◆ **Problem statement**:
Check every line of the data below for the string "dSTEC", and copy the ones that hold it.

[Chart and figure data]
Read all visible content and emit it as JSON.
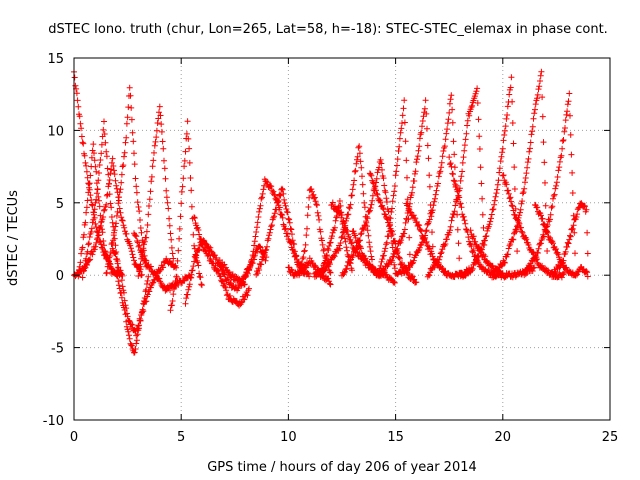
{
  "chart_data": {
    "type": "scatter",
    "title": "dSTEC Iono. truth (chur, Lon=265, Lat=58, h=-18): STEC-STEC_elemax in phase cont.",
    "xlabel": "GPS time / hours of day 206 of year 2014",
    "ylabel": "dSTEC  / TECUs",
    "xlim": [
      0,
      25
    ],
    "ylim": [
      -10,
      15
    ],
    "x_ticks": [
      0,
      5,
      10,
      15,
      20,
      25
    ],
    "y_ticks": [
      -10,
      -5,
      0,
      5,
      10,
      15
    ],
    "grid": true,
    "marker": "+",
    "color": "#ff0000",
    "arcs": [
      {
        "t": [
          0.0,
          0.3,
          0.6,
          1.0,
          1.4,
          1.8,
          2.3
        ],
        "y": [
          14.0,
          10.5,
          7.0,
          3.5,
          1.5,
          0.3,
          0.0
        ]
      },
      {
        "t": [
          0.0,
          0.5,
          1.0,
          1.5,
          1.8,
          2.2,
          2.8,
          3.2
        ],
        "y": [
          0.0,
          0.5,
          2.0,
          5.0,
          8.0,
          4.0,
          1.0,
          0.0
        ]
      },
      {
        "t": [
          0.2,
          0.4,
          0.7,
          0.9,
          1.1,
          1.4,
          1.8
        ],
        "y": [
          0.0,
          2.0,
          6.0,
          9.0,
          6.0,
          2.0,
          0.0
        ]
      },
      {
        "t": [
          0.4,
          0.8,
          1.1,
          1.4,
          1.7,
          2.1
        ],
        "y": [
          0.0,
          3.0,
          6.0,
          10.5,
          5.0,
          0.0
        ]
      },
      {
        "t": [
          1.5,
          2.0,
          2.4,
          2.6,
          2.9,
          3.4
        ],
        "y": [
          0.0,
          4.0,
          9.0,
          13.0,
          6.0,
          0.0
        ]
      },
      {
        "t": [
          2.0,
          2.3,
          2.6,
          2.8,
          3.1,
          3.5
        ],
        "y": [
          0.0,
          -2.0,
          -4.5,
          -5.5,
          -3.0,
          0.0
        ]
      },
      {
        "t": [
          1.8,
          2.2,
          2.5,
          2.9,
          3.3,
          3.8,
          4.3,
          4.8
        ],
        "y": [
          2.0,
          0.0,
          -3.0,
          -4.0,
          -2.0,
          0.0,
          1.0,
          0.5
        ]
      },
      {
        "t": [
          3.0,
          3.4,
          3.7,
          4.0,
          4.3,
          4.7
        ],
        "y": [
          0.0,
          3.0,
          8.0,
          11.8,
          6.0,
          0.0
        ]
      },
      {
        "t": [
          2.8,
          3.3,
          3.8,
          4.3,
          4.9,
          5.5
        ],
        "y": [
          3.0,
          1.0,
          0.0,
          -1.0,
          -0.5,
          0.0
        ]
      },
      {
        "t": [
          4.5,
          4.8,
          5.0,
          5.3,
          5.6,
          6.0
        ],
        "y": [
          -2.5,
          0.0,
          5.0,
          10.5,
          2.0,
          -1.0
        ]
      },
      {
        "t": [
          5.2,
          5.6,
          6.0,
          6.5,
          7.0,
          7.5,
          8.0
        ],
        "y": [
          -2.0,
          1.0,
          2.5,
          1.5,
          0.0,
          -1.0,
          -0.5
        ]
      },
      {
        "t": [
          5.6,
          6.0,
          6.4,
          6.8,
          7.2,
          7.7,
          8.2
        ],
        "y": [
          4.0,
          2.0,
          1.0,
          0.0,
          -1.5,
          -2.0,
          -1.0
        ]
      },
      {
        "t": [
          6.8,
          7.3,
          7.8,
          8.2,
          8.6,
          9.0
        ],
        "y": [
          1.0,
          0.0,
          -0.5,
          0.5,
          2.0,
          1.0
        ]
      },
      {
        "t": [
          8.0,
          8.3,
          8.6,
          8.9,
          9.2,
          9.5,
          9.9,
          10.4,
          11.0
        ],
        "y": [
          0.0,
          1.0,
          4.0,
          6.5,
          6.0,
          5.0,
          3.0,
          1.0,
          0.0
        ]
      },
      {
        "t": [
          8.5,
          8.9,
          9.3,
          9.7,
          10.0,
          10.4,
          10.8
        ],
        "y": [
          0.0,
          1.5,
          4.0,
          6.0,
          4.0,
          1.0,
          0.0
        ]
      },
      {
        "t": [
          10.0,
          10.3,
          10.6,
          11.0,
          11.5,
          12.0
        ],
        "y": [
          0.5,
          0.0,
          0.3,
          1.0,
          0.0,
          -0.5
        ]
      },
      {
        "t": [
          10.5,
          10.8,
          11.0,
          11.3,
          11.6,
          12.0
        ],
        "y": [
          0.0,
          2.0,
          6.0,
          5.0,
          2.0,
          0.0
        ]
      },
      {
        "t": [
          11.5,
          11.8,
          12.1,
          12.4,
          12.7,
          13.0
        ],
        "y": [
          0.0,
          1.5,
          3.0,
          5.0,
          2.0,
          0.0
        ]
      },
      {
        "t": [
          11.2,
          11.8,
          12.4,
          12.9,
          13.3,
          13.6,
          14.0
        ],
        "y": [
          0.0,
          0.5,
          2.0,
          5.0,
          9.0,
          4.0,
          0.0
        ]
      },
      {
        "t": [
          12.0,
          12.5,
          13.0,
          13.5,
          14.0,
          14.5,
          15.0
        ],
        "y": [
          5.0,
          4.0,
          2.0,
          1.0,
          0.3,
          0.0,
          -0.5
        ]
      },
      {
        "t": [
          12.5,
          13.2,
          13.8,
          14.3,
          14.7,
          15.0
        ],
        "y": [
          0.0,
          2.0,
          4.5,
          8.0,
          4.0,
          0.0
        ]
      },
      {
        "t": [
          13.0,
          13.6,
          14.2,
          14.7,
          15.1,
          15.4,
          15.7
        ],
        "y": [
          3.0,
          1.0,
          0.0,
          3.0,
          8.0,
          12.0,
          0.0
        ]
      },
      {
        "t": [
          13.8,
          14.3,
          14.8,
          15.2,
          15.6,
          16.0
        ],
        "y": [
          7.0,
          5.0,
          3.0,
          1.0,
          0.0,
          -0.5
        ]
      },
      {
        "t": [
          14.2,
          14.8,
          15.4,
          15.8,
          16.2,
          16.4,
          16.8
        ],
        "y": [
          0.0,
          1.0,
          3.0,
          6.0,
          10.0,
          12.0,
          0.0
        ]
      },
      {
        "t": [
          15.0,
          15.6,
          16.2,
          16.8,
          17.3,
          17.6,
          18.0
        ],
        "y": [
          0.0,
          0.5,
          2.0,
          5.0,
          9.0,
          12.5,
          0.0
        ]
      },
      {
        "t": [
          15.5,
          16.2,
          16.8,
          17.4,
          18.0,
          18.5
        ],
        "y": [
          5.0,
          3.0,
          1.0,
          0.0,
          0.0,
          0.2
        ]
      },
      {
        "t": [
          16.5,
          17.0,
          17.5,
          18.0,
          18.4,
          18.8,
          19.2
        ],
        "y": [
          0.0,
          1.0,
          3.0,
          6.0,
          11.0,
          13.0,
          0.0
        ]
      },
      {
        "t": [
          17.5,
          18.0,
          18.5,
          19.0,
          19.5,
          20.0
        ],
        "y": [
          8.0,
          5.0,
          2.0,
          0.5,
          0.0,
          0.0
        ]
      },
      {
        "t": [
          18.0,
          18.6,
          19.2,
          19.7,
          20.1,
          20.4,
          20.7
        ],
        "y": [
          0.0,
          0.5,
          2.5,
          5.5,
          10.0,
          13.5,
          0.0
        ]
      },
      {
        "t": [
          18.5,
          19.0,
          19.5,
          20.0,
          20.5,
          21.0,
          21.5
        ],
        "y": [
          3.0,
          1.5,
          0.5,
          0.0,
          0.0,
          0.2,
          0.5
        ]
      },
      {
        "t": [
          19.5,
          20.1,
          20.7,
          21.1,
          21.5,
          21.8,
          22.1
        ],
        "y": [
          0.0,
          1.0,
          3.5,
          7.0,
          11.5,
          14.0,
          0.0
        ]
      },
      {
        "t": [
          20.0,
          20.6,
          21.2,
          21.8,
          22.4,
          22.9
        ],
        "y": [
          7.0,
          4.0,
          2.0,
          0.5,
          0.0,
          0.0
        ]
      },
      {
        "t": [
          21.0,
          21.6,
          22.2,
          22.7,
          23.1,
          23.4
        ],
        "y": [
          0.0,
          1.5,
          4.0,
          8.0,
          12.5,
          0.0
        ]
      },
      {
        "t": [
          21.5,
          22.2,
          22.9,
          23.3,
          23.7,
          24.0
        ],
        "y": [
          5.0,
          2.5,
          0.5,
          0.0,
          0.5,
          0.0
        ]
      },
      {
        "t": [
          22.3,
          22.8,
          23.2,
          23.6,
          23.9,
          24.0
        ],
        "y": [
          0.0,
          1.0,
          3.0,
          5.0,
          4.5,
          0.0
        ]
      }
    ]
  }
}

◆ **Result for this exercise**:
    "title": "dSTEC Iono. truth (chur, Lon=265, Lat=58, h=-18): STEC-STEC_elemax in phase cont.",
    "ylabel": "dSTEC  / TECUs",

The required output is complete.